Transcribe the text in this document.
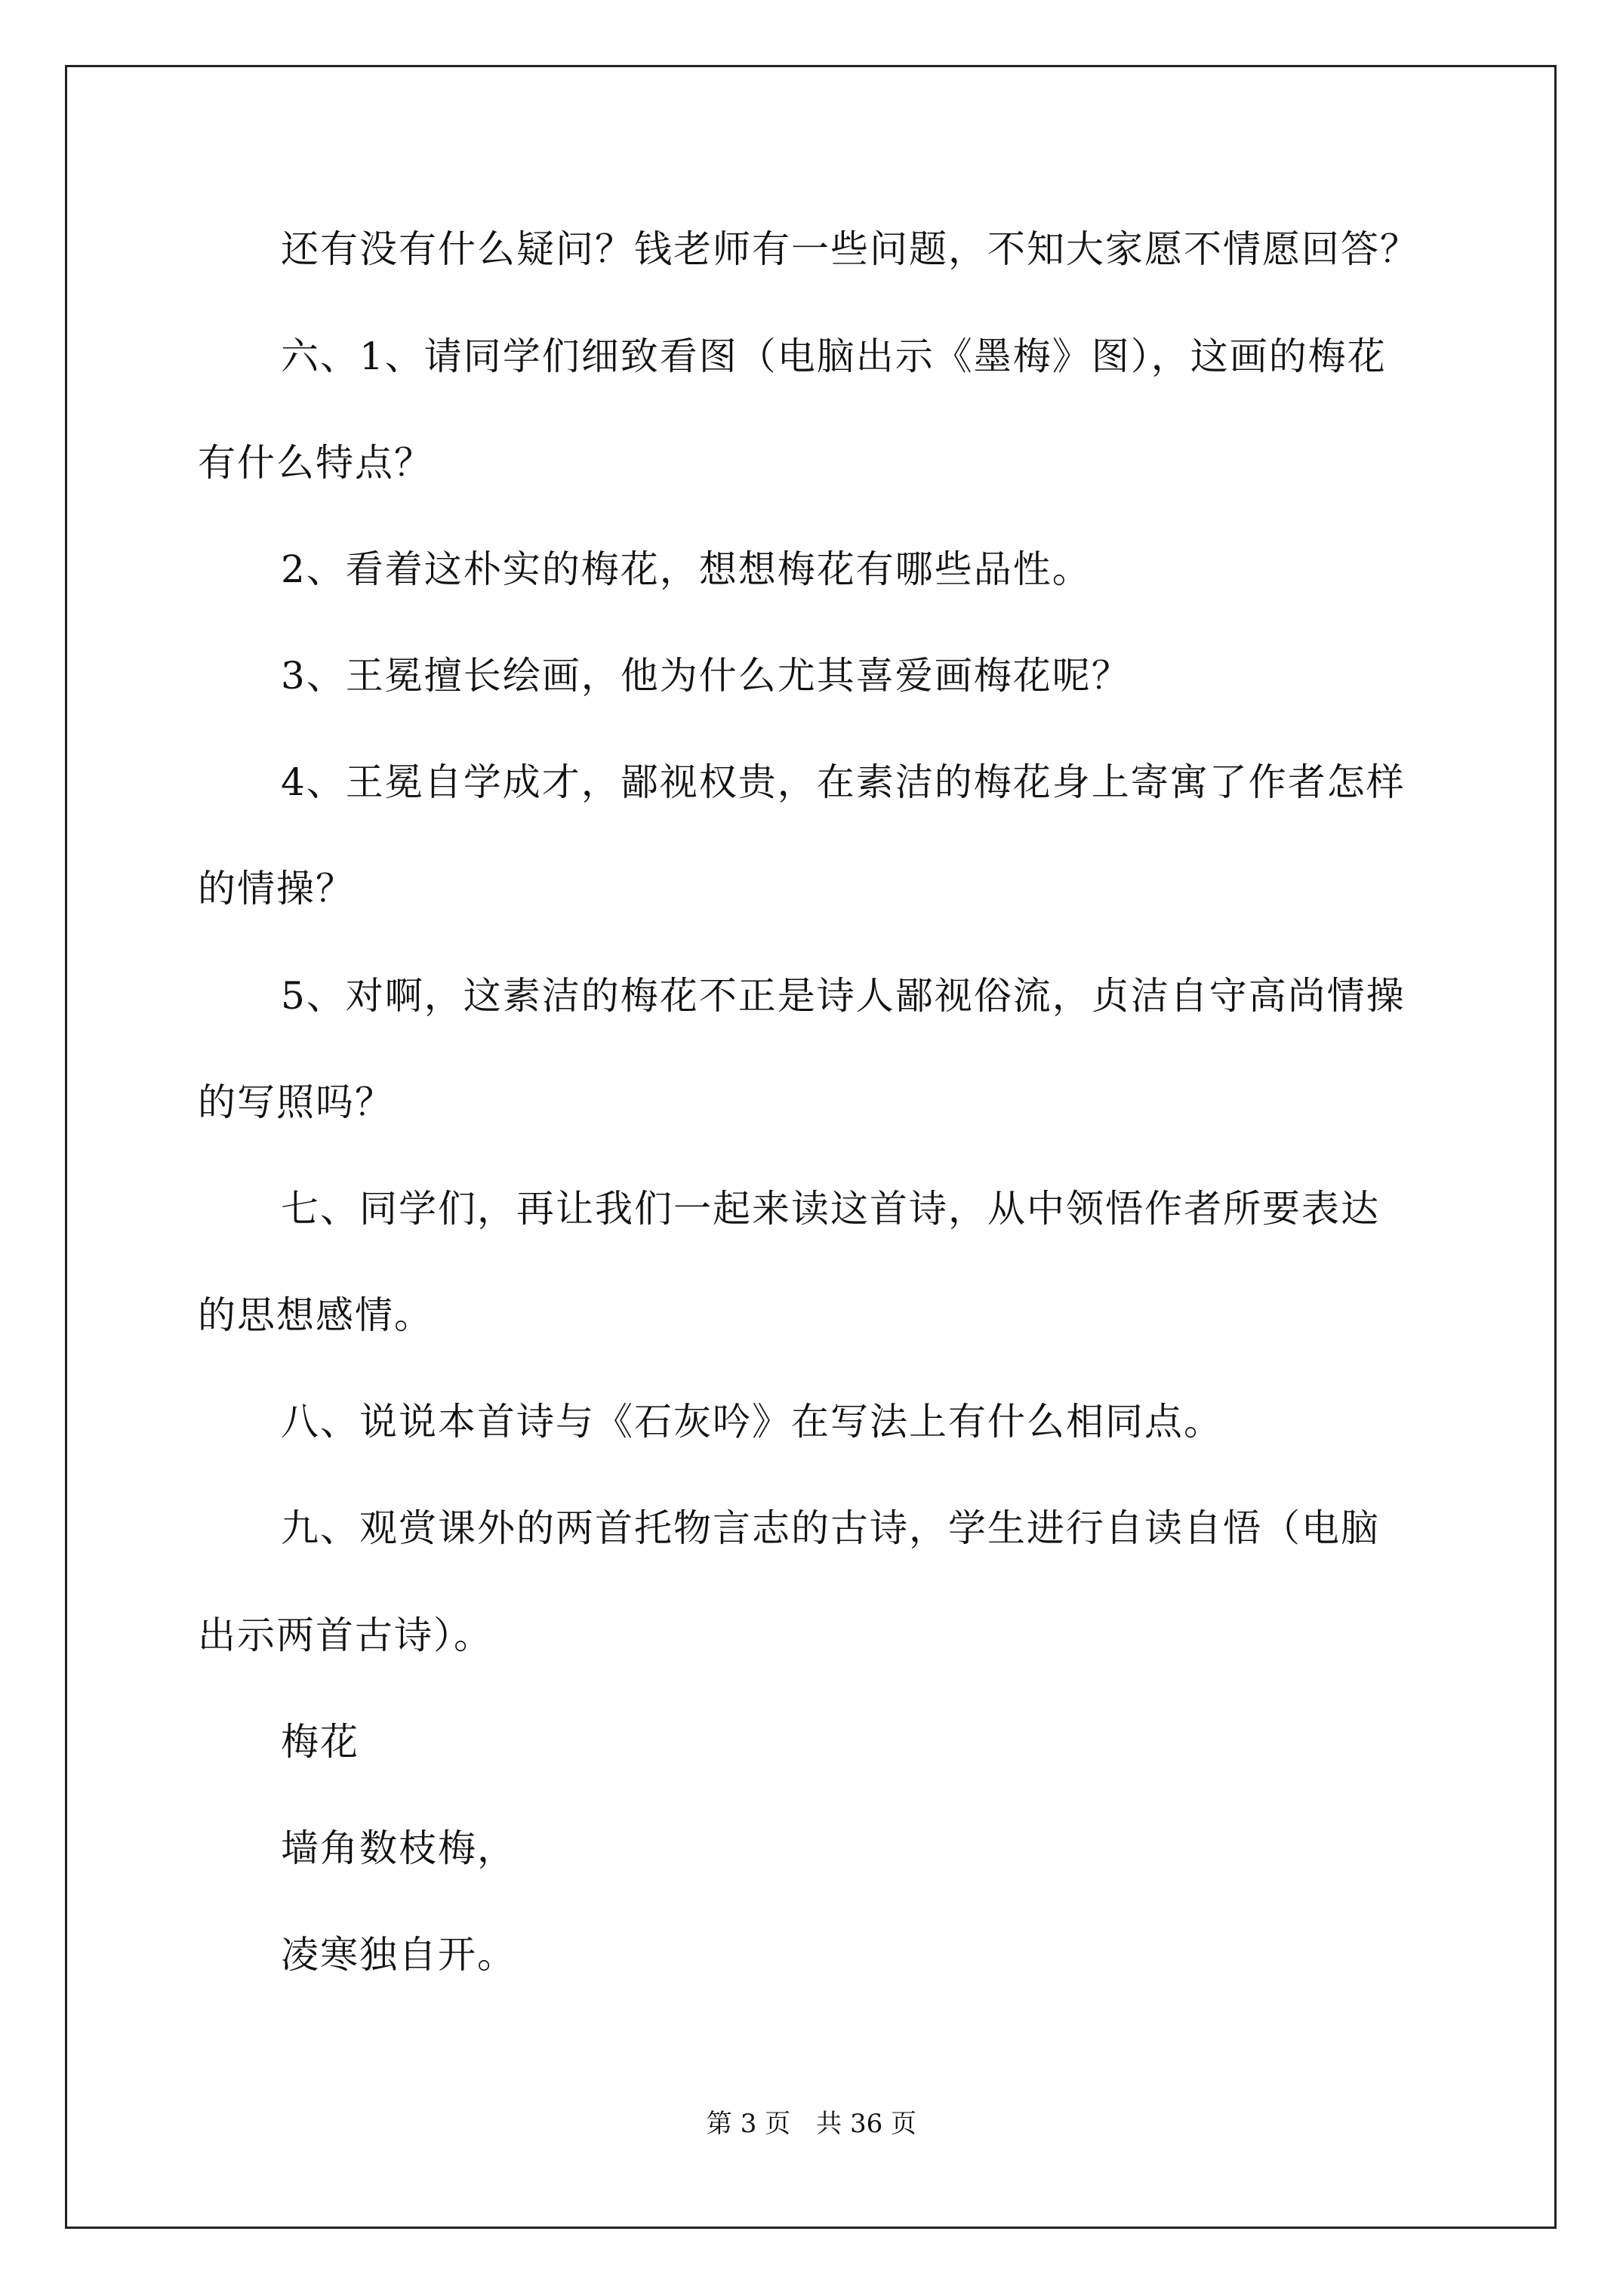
还有没有什么疑问？钱老师有一些问题，不知大家愿不情愿回答？
六、1、请同学们细致看图（电脑出示《墨梅》图），这画的梅花
有什么特点？
2、看着这朴实的梅花，想想梅花有哪些品性。
3、王冕擅长绘画，他为什么尤其喜爱画梅花呢？
4、王冕自学成才，鄙视权贵，在素洁的梅花身上寄寓了作者怎样
的情操？
5、对啊，这素洁的梅花不正是诗人鄙视俗流，贞洁自守高尚情操
的写照吗？
七、同学们，再让我们一起来读这首诗，从中领悟作者所要表达
的思想感情。
八、说说本首诗与《石灰吟》在写法上有什么相同点。
九、观赏课外的两首托物言志的古诗，学生进行自读自悟（电脑
出示两首古诗）。
梅花
墙角数枝梅，
凌寒独自开。
第 3 页　共 36 页
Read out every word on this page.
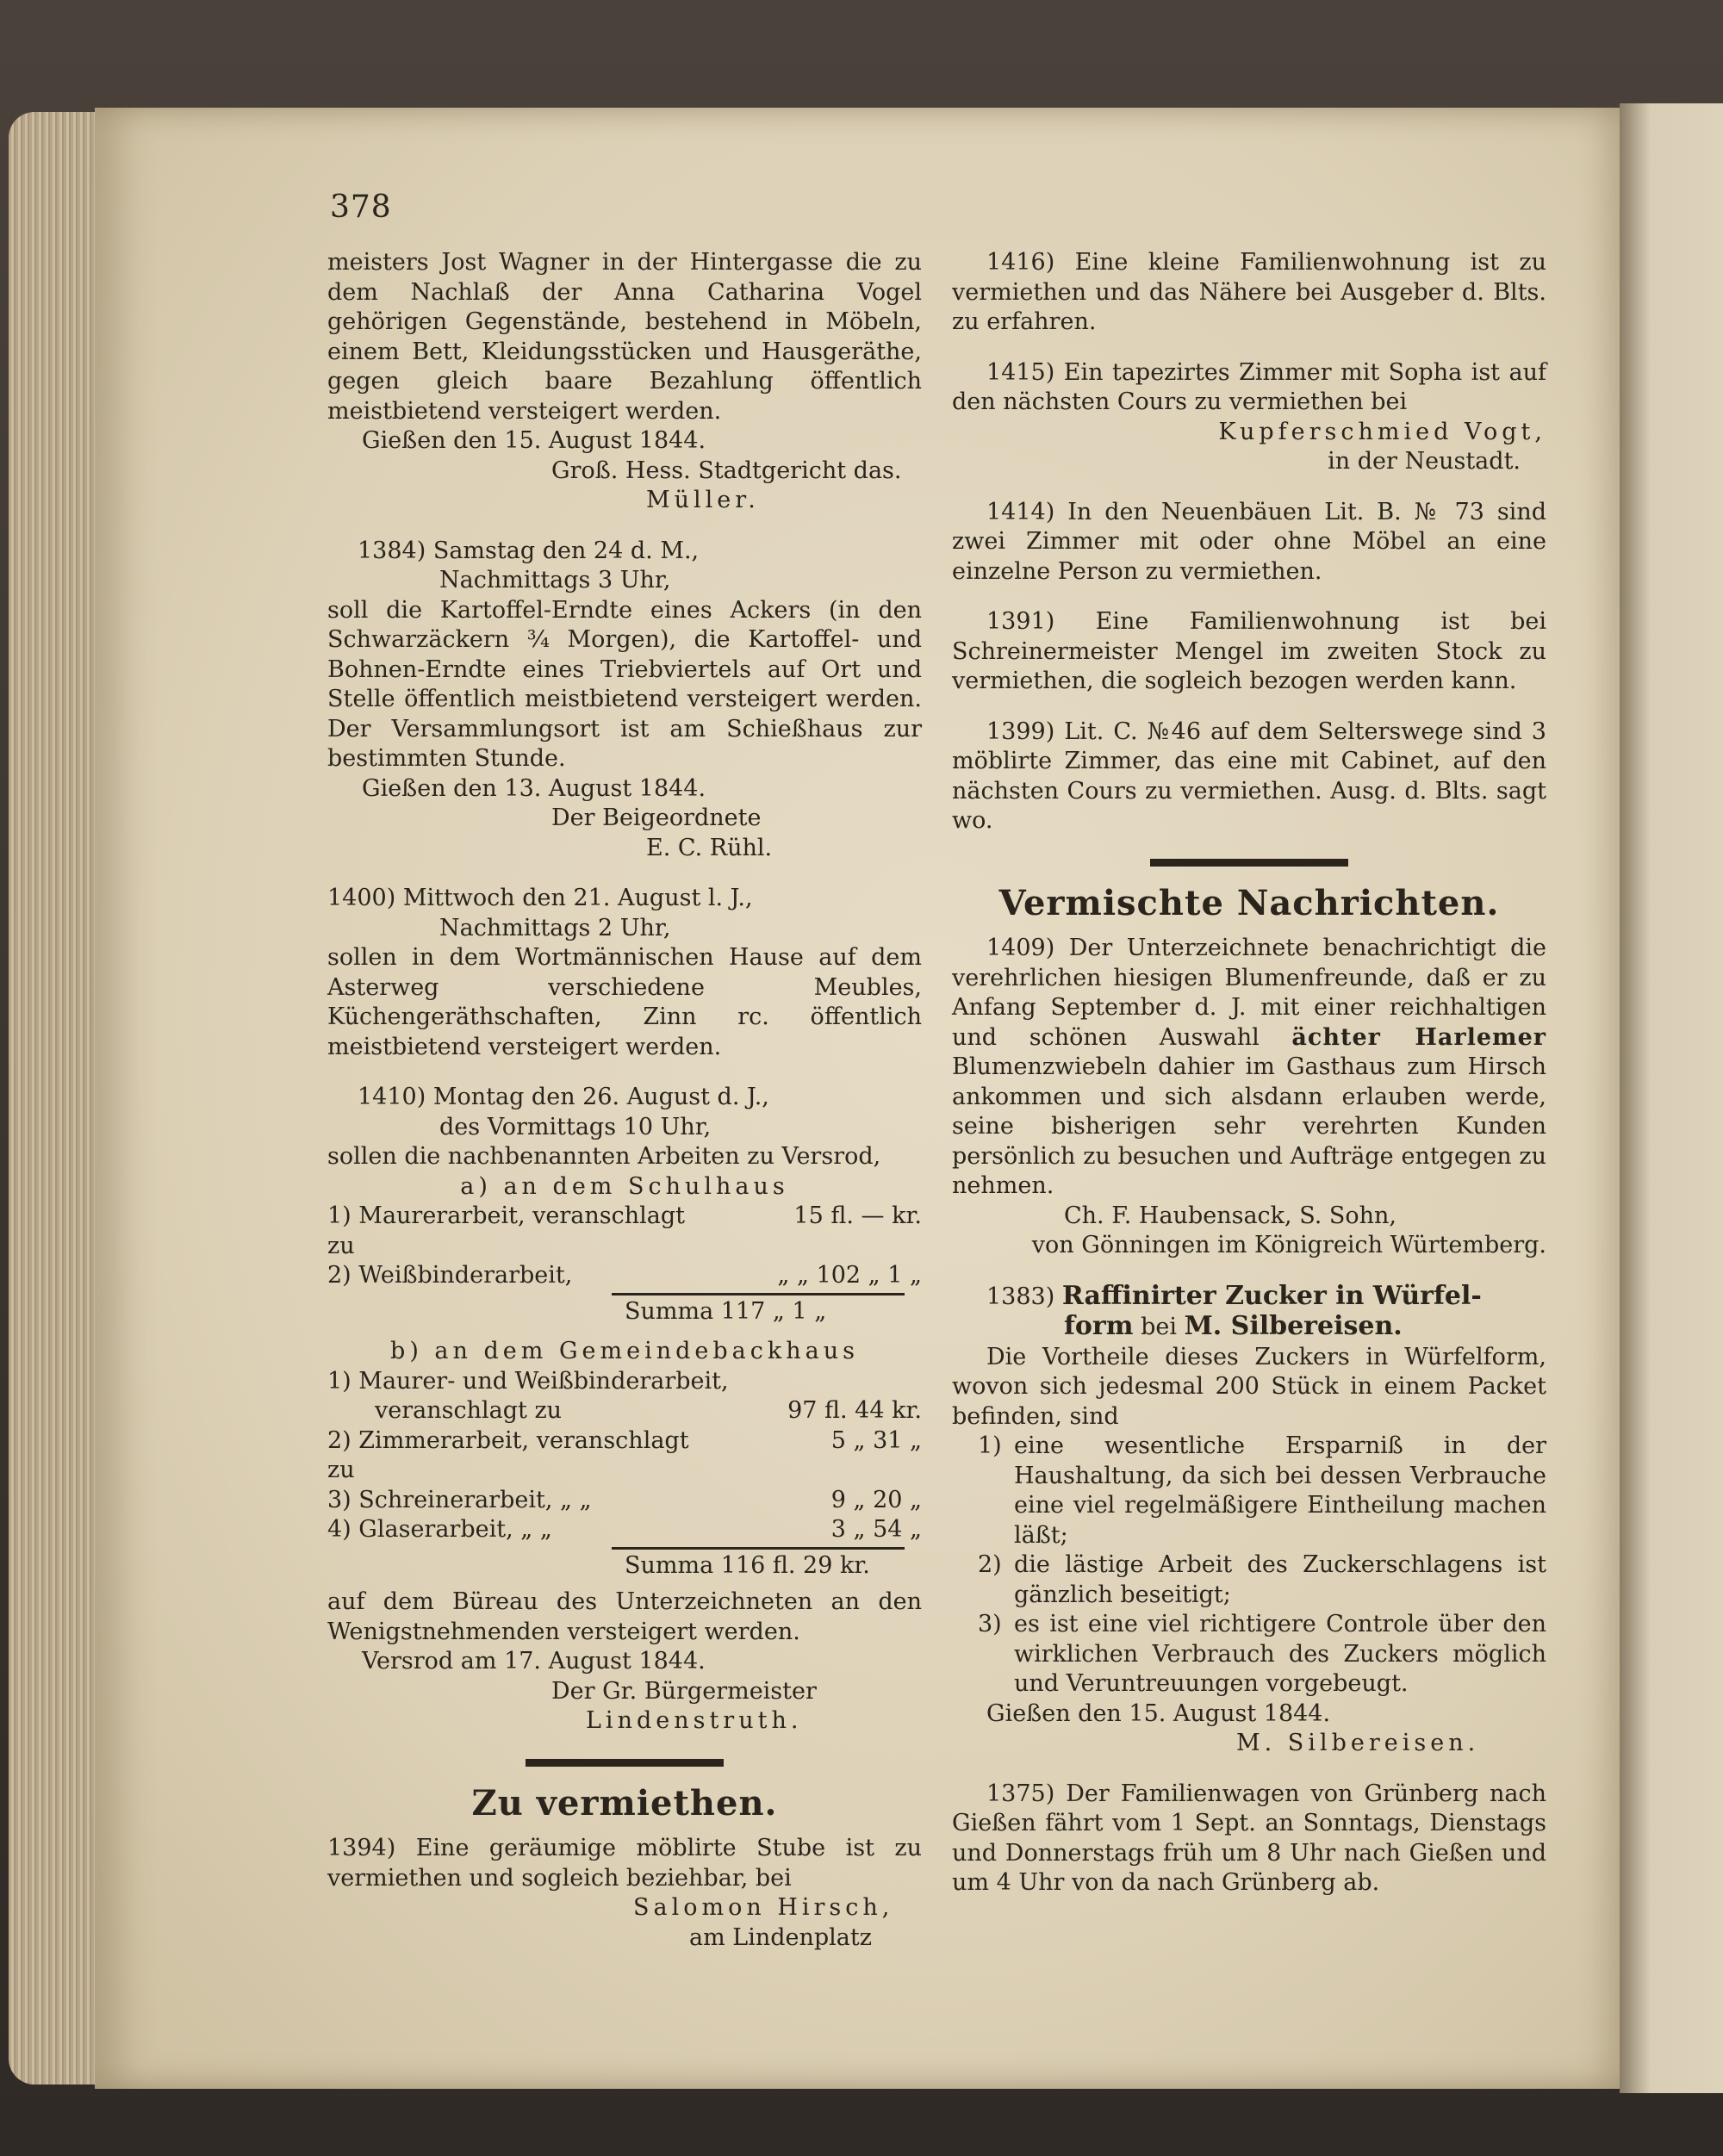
378

meisters Jost Wagner in der Hintergasse die zu dem Nachlaß der Anna Catharina Vogel gehörigen Gegenstände, bestehend in Möbeln, einem Bett, Kleidungsstücken und Hausgeräthe, gegen gleich baare Bezahlung öffentlich meistbietend versteigert werden.

Gießen den 15. August 1844.

Groß. Hess. Stadtgericht das.

Müller.

1384) Samstag den 24 d. M.,

Nachmittags 3 Uhr,

soll die Kartoffel-Erndte eines Ackers (in den Schwarzäckern ¾ Morgen), die Kartoffel- und Bohnen-Erndte eines Triebviertels auf Ort und Stelle öffentlich meistbietend versteigert werden. Der Versammlungsort ist am Schießhaus zur bestimmten Stunde.

Gießen den 13. August 1844.

Der Beigeordnete

E. C. Rühl.

1400) Mittwoch den 21. August l. J.,

Nachmittags 2 Uhr,

sollen in dem Wortmännischen Hause auf dem Asterweg verschiedene Meubles, Küchengeräthschaften, Zinn rc. öffentlich meistbietend versteigert werden.

1410) Montag den 26. August d. J.,

des Vormittags 10 Uhr,

sollen die nachbenannten Arbeiten zu Versrod,

a) an dem Schulhaus

1) Maurerarbeit, veranschlagt zu
15 fl. — kr.
2) Weißbinderarbeit,	„ „ 102 „ 1 „

Summa 117 „ 1 „

b) an dem Gemeindebackhaus

1) Maurer- und Weißbinderarbeit,

veranschlagt zu	97 fl. 44 kr.
2) Zimmerarbeit, veranschlagt zu
5 „ 31 „
3) Schreinerarbeit, „ „	9 „ 20 „
4) Glaserarbeit, „ „	3 „ 54 „

Summa 116 fl. 29 kr.

auf dem Büreau des Unterzeichneten an den Wenigstnehmenden versteigert werden.

Versrod am 17. August 1844.

Der Gr. Bürgermeister

Lindenstruth.

Zu vermiethen.

1394) Eine geräumige möblirte Stube ist zu vermiethen und sogleich beziehbar, bei

Salomon Hirsch,

am Lindenplatz

1416) Eine kleine Familienwohnung ist zu vermiethen und das Nähere bei Ausgeber d. Blts. zu erfahren.

1415) Ein tapezirtes Zimmer mit Sopha ist auf den nächsten Cours zu vermiethen bei

Kupferschmied Vogt,

in der Neustadt.

1414) In den Neuenbäuen Lit. B. № 73 sind zwei Zimmer mit oder ohne Möbel an eine einzelne Person zu vermiethen.

1391) Eine Familienwohnung ist bei Schreinermeister Mengel im zweiten Stock zu vermiethen, die sogleich bezogen werden kann.

1399) Lit. C. №46 auf dem Selterswege sind 3 möblirte Zimmer, das eine mit Cabinet, auf den nächsten Cours zu vermiethen. Ausg. d. Blts. sagt wo.

Vermischte Nachrichten.

1409) Der Unterzeichnete benachrichtigt die verehrlichen hiesigen Blumenfreunde, daß er zu Anfang September d. J. mit einer reichhaltigen und schönen Auswahl ächter Harlemer Blumenzwiebeln dahier im Gasthaus zum Hirsch ankommen und sich alsdann erlauben werde, seine bisherigen sehr verehrten Kunden persönlich zu besuchen und Aufträge entgegen zu nehmen.

Ch. F. Haubensack, S. Sohn,

von Gönningen im Königreich Würtemberg.

1383) Raffinirter Zucker in Würfel-

form bei M. Silbereisen.

Die Vortheile dieses Zuckers in Würfelform, wovon sich jedesmal 200 Stück in einem Packet befinden, sind

1) eine wesentliche Ersparniß in der Haushaltung, da sich bei dessen Verbrauche eine viel regelmäßigere Eintheilung machen läßt;
2) die lästige Arbeit des Zuckerschlagens ist gänzlich beseitigt;
3) es ist eine viel richtigere Controle über den wirklichen Verbrauch des Zuckers möglich und Veruntreuungen vorgebeugt.

Gießen den 15. August 1844.

M. Silbereisen.

1375) Der Familienwagen von Grünberg nach Gießen fährt vom 1 Sept. an Sonntags, Dienstags und Donnerstags früh um 8 Uhr nach Gießen und um 4 Uhr von da nach Grünberg ab.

------------------------

Write out the entries again, exactly as given, skipping any images.

### Solution below
Transcribe the text in this document.
还有没有什么疑问？钱老师有一些问题，不知大家愿不情愿回答？
六、1、请同学们细致看图（电脑出示《墨梅》图），这画的梅花
有什么特点？
2、看着这朴实的梅花，想想梅花有哪些品性。
3、王冕擅长绘画，他为什么尤其喜爱画梅花呢？
4、王冕自学成才，鄙视权贵，在素洁的梅花身上寄寓了作者怎样
的情操？
5、对啊，这素洁的梅花不正是诗人鄙视俗流，贞洁自守高尚情操
的写照吗？
七、同学们，再让我们一起来读这首诗，从中领悟作者所要表达
的思想感情。
八、说说本首诗与《石灰吟》在写法上有什么相同点。
九、观赏课外的两首托物言志的古诗，学生进行自读自悟（电脑
出示两首古诗）。
梅花
墙角数枝梅，
凌寒独自开。
第 3 页　共 36 页
Read out every word on this page.
378

meisters Jost Wagner in der Hintergasse die zu dem Nachlaß der Anna Catharina Vogel gehörigen Gegenstände, bestehend in Möbeln, einem Bett, Kleidungsstücken und Hausgeräthe, gegen gleich baare Bezahlung öffentlich meistbietend versteigert werden.

Gießen den 15. August 1844.

Groß. Hess. Stadtgericht das.

Müller.

1384) Samstag den 24 d. M.,

Nachmittags 3 Uhr,

soll die Kartoffel-Erndte eines Ackers (in den Schwarzäckern ¾ Morgen), die Kartoffel- und Bohnen-Erndte eines Triebviertels auf Ort und Stelle öffentlich meistbietend versteigert werden. Der Versammlungsort ist am Schießhaus zur bestimmten Stunde.

Gießen den 13. August 1844.

Der Beigeordnete

E. C. Rühl.

1400) Mittwoch den 21. August l. J.,

Nachmittags 2 Uhr,

sollen in dem Wortmännischen Hause auf dem Asterweg verschiedene Meubles, Küchengeräthschaften, Zinn rc. öffentlich meistbietend versteigert werden.

1410) Montag den 26. August d. J.,

des Vormittags 10 Uhr,

sollen die nachbenannten Arbeiten zu Versrod,

a) an dem Schulhaus

1) Maurerarbeit, veranschlagt zu
15 fl. — kr.
2) Weißbinderarbeit,	„ „ 102 „ 1 „

Summa 117 „ 1 „

b) an dem Gemeindebackhaus

1) Maurer- und Weißbinderarbeit,

veranschlagt zu	97 fl. 44 kr.
2) Zimmerarbeit, veranschlagt zu
5 „ 31 „
3) Schreinerarbeit, „ „	9 „ 20 „
4) Glaserarbeit, „ „	3 „ 54 „

Summa 116 fl. 29 kr.

auf dem Büreau des Unterzeichneten an den Wenigstnehmenden versteigert werden.

Versrod am 17. August 1844.

Der Gr. Bürgermeister

Lindenstruth.

Zu vermiethen.

1394) Eine geräumige möblirte Stube ist zu vermiethen und sogleich beziehbar, bei

Salomon Hirsch,

am Lindenplatz

1416) Eine kleine Familienwohnung ist zu vermiethen und das Nähere bei Ausgeber d. Blts. zu erfahren.

1415) Ein tapezirtes Zimmer mit Sopha ist auf den nächsten Cours zu vermiethen bei

Kupferschmied Vogt,

in der Neustadt.

1414) In den Neuenbäuen Lit. B. № 73 sind zwei Zimmer mit oder ohne Möbel an eine einzelne Person zu vermiethen.

1391) Eine Familienwohnung ist bei Schreinermeister Mengel im zweiten Stock zu vermiethen, die sogleich bezogen werden kann.

1399) Lit. C. №46 auf dem Selterswege sind 3 möblirte Zimmer, das eine mit Cabinet, auf den nächsten Cours zu vermiethen. Ausg. d. Blts. sagt wo.

Vermischte Nachrichten.

1409) Der Unterzeichnete benachrichtigt die verehrlichen hiesigen Blumenfreunde, daß er zu Anfang September d. J. mit einer reichhaltigen und schönen Auswahl ächter Harlemer Blumenzwiebeln dahier im Gasthaus zum Hirsch ankommen und sich alsdann erlauben werde, seine bisherigen sehr verehrten Kunden persönlich zu besuchen und Aufträge entgegen zu nehmen.

Ch. F. Haubensack, S. Sohn,

von Gönningen im Königreich Würtemberg.

1383) Raffinirter Zucker in Würfel-

form bei M. Silbereisen.

Die Vortheile dieses Zuckers in Würfelform, wovon sich jedesmal 200 Stück in einem Packet befinden, sind

1) eine wesentliche Ersparniß in der Haushaltung, da sich bei dessen Verbrauche eine viel regelmäßigere Eintheilung machen läßt;
2) die lästige Arbeit des Zuckerschlagens ist gänzlich beseitigt;
3) es ist eine viel richtigere Controle über den wirklichen Verbrauch des Zuckers möglich und Veruntreuungen vorgebeugt.

Gießen den 15. August 1844.

M. Silbereisen.

1375) Der Familienwagen von Grünberg nach Gießen fährt vom 1 Sept. an Sonntags, Dienstags und Donnerstags früh um 8 Uhr nach Gießen und um 4 Uhr von da nach Grünberg ab.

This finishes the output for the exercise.